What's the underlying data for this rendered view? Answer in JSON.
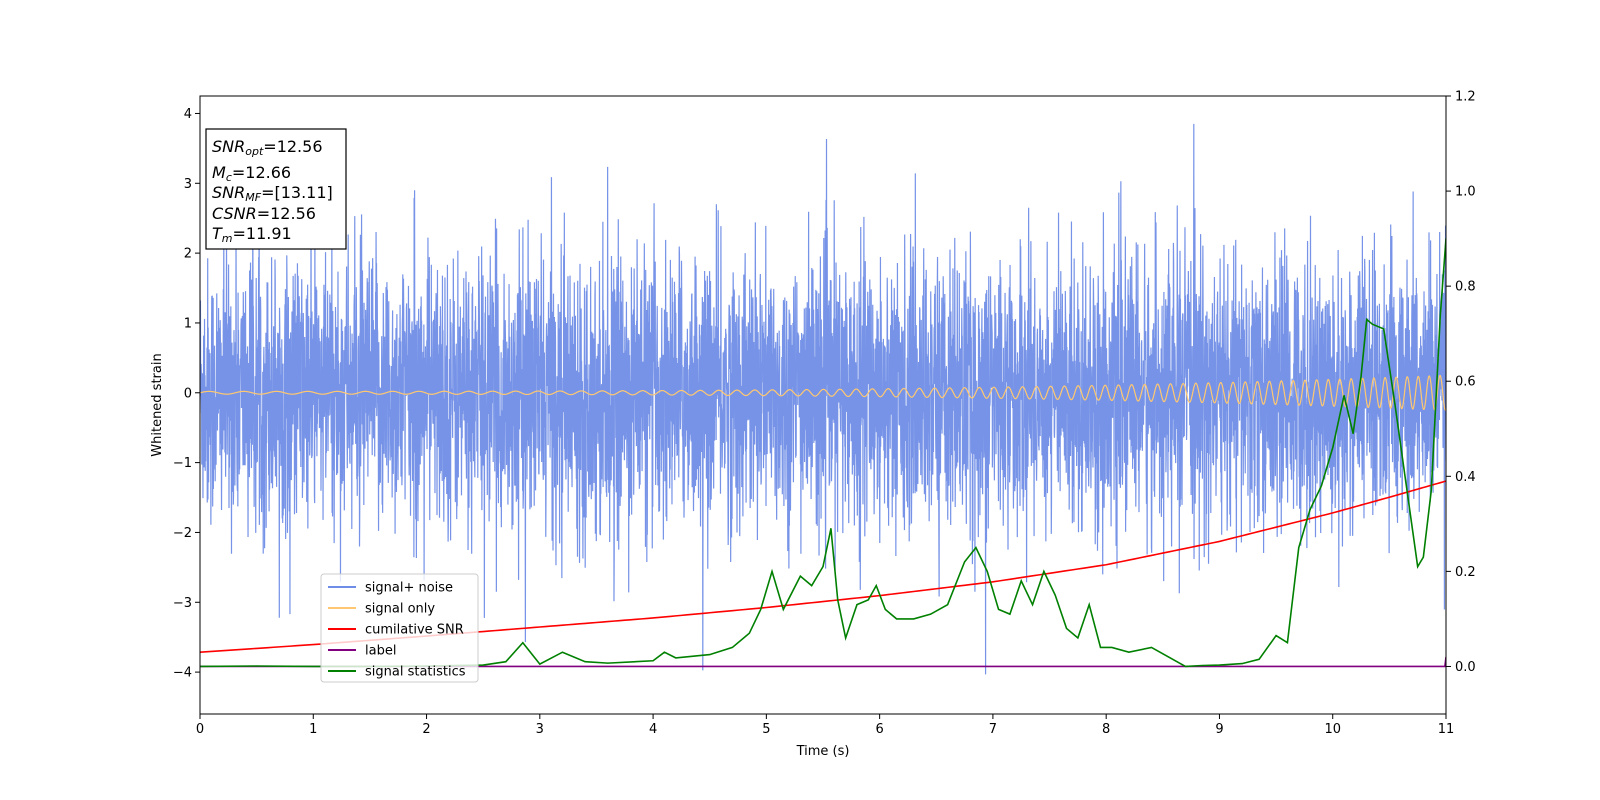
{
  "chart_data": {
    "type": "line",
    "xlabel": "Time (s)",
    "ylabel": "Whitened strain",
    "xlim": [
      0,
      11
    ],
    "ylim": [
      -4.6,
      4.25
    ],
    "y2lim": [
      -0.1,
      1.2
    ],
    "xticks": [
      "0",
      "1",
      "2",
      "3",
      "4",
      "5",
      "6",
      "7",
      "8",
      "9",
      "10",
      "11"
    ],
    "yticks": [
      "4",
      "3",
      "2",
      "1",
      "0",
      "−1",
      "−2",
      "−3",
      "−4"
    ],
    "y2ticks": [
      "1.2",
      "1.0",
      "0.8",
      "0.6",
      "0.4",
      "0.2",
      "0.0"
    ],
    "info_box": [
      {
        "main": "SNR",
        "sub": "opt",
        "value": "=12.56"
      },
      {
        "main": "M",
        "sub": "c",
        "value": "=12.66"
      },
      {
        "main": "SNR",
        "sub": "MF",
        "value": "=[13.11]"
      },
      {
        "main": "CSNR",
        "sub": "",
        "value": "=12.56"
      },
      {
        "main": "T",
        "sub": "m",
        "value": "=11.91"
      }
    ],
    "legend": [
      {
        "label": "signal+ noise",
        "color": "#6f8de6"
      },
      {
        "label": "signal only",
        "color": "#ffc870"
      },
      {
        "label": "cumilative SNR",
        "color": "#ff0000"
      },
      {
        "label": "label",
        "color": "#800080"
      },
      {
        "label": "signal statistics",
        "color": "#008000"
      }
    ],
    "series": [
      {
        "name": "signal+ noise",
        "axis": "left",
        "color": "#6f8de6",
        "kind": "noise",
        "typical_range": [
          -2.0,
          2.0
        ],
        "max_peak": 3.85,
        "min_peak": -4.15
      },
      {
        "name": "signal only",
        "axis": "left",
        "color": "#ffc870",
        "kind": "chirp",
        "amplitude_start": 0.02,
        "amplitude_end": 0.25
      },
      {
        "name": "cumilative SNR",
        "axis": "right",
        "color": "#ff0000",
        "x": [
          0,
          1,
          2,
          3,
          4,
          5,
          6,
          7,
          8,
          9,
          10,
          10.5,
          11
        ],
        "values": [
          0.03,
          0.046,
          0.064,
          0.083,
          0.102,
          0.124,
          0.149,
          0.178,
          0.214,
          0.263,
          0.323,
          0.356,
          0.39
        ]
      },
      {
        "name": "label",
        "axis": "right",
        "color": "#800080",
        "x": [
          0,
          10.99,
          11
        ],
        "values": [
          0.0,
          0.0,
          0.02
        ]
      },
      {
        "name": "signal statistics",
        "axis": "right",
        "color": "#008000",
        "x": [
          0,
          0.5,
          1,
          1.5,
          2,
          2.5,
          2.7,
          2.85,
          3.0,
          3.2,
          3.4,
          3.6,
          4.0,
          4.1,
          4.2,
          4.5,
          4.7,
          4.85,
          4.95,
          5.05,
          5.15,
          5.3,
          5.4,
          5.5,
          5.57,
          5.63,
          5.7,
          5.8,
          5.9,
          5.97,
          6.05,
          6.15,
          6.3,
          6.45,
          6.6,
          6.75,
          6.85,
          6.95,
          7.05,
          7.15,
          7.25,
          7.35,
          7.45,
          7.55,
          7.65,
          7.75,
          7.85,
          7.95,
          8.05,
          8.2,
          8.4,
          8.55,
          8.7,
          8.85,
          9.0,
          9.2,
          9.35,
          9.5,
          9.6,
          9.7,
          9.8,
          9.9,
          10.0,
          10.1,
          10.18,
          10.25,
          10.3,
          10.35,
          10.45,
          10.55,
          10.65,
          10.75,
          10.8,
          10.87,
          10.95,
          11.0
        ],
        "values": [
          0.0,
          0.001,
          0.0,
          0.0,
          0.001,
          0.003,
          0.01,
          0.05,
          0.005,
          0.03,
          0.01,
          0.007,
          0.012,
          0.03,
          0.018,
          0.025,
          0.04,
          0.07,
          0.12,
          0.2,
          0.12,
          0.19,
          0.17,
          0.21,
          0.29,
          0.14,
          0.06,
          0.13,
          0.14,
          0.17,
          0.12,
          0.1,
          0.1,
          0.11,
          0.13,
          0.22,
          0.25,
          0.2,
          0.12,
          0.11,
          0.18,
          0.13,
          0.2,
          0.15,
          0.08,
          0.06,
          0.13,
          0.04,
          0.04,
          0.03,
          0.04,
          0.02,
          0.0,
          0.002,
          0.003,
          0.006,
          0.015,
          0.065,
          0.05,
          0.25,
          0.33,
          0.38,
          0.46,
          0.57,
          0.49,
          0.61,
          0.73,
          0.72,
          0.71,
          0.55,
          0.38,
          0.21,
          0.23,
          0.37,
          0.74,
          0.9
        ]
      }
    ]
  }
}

---

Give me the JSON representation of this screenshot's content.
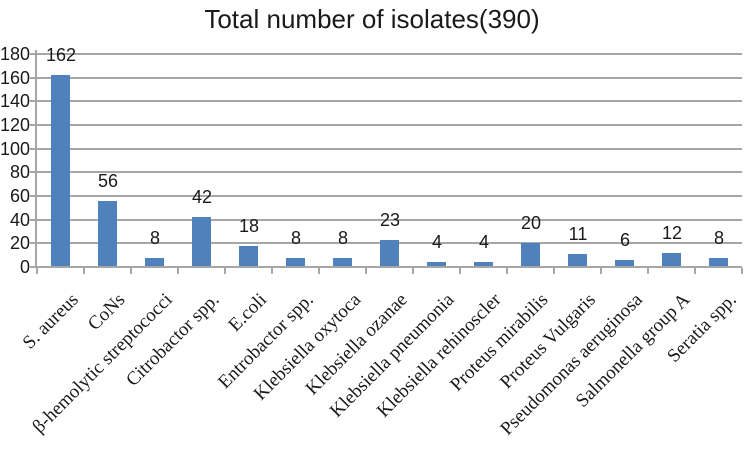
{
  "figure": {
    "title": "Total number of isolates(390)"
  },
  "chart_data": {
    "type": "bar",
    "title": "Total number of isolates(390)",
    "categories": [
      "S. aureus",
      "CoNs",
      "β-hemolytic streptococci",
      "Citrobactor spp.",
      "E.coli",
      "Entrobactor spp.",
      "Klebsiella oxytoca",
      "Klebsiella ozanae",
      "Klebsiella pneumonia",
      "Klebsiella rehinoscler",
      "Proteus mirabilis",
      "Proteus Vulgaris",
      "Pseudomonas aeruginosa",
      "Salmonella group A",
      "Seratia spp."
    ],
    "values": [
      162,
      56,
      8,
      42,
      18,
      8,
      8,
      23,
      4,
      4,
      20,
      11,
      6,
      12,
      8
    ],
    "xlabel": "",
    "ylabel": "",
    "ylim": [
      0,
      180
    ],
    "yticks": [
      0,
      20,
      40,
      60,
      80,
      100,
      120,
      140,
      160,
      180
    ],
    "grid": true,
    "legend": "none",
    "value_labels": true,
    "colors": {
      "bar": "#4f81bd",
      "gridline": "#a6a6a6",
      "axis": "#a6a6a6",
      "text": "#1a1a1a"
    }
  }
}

Instructions to follow
In the records above, collect each line with "main".

Full response
        "main": "SNR",
        "main": "M",
        "main": "SNR",
        "main": "CSNR",
        "main": "T",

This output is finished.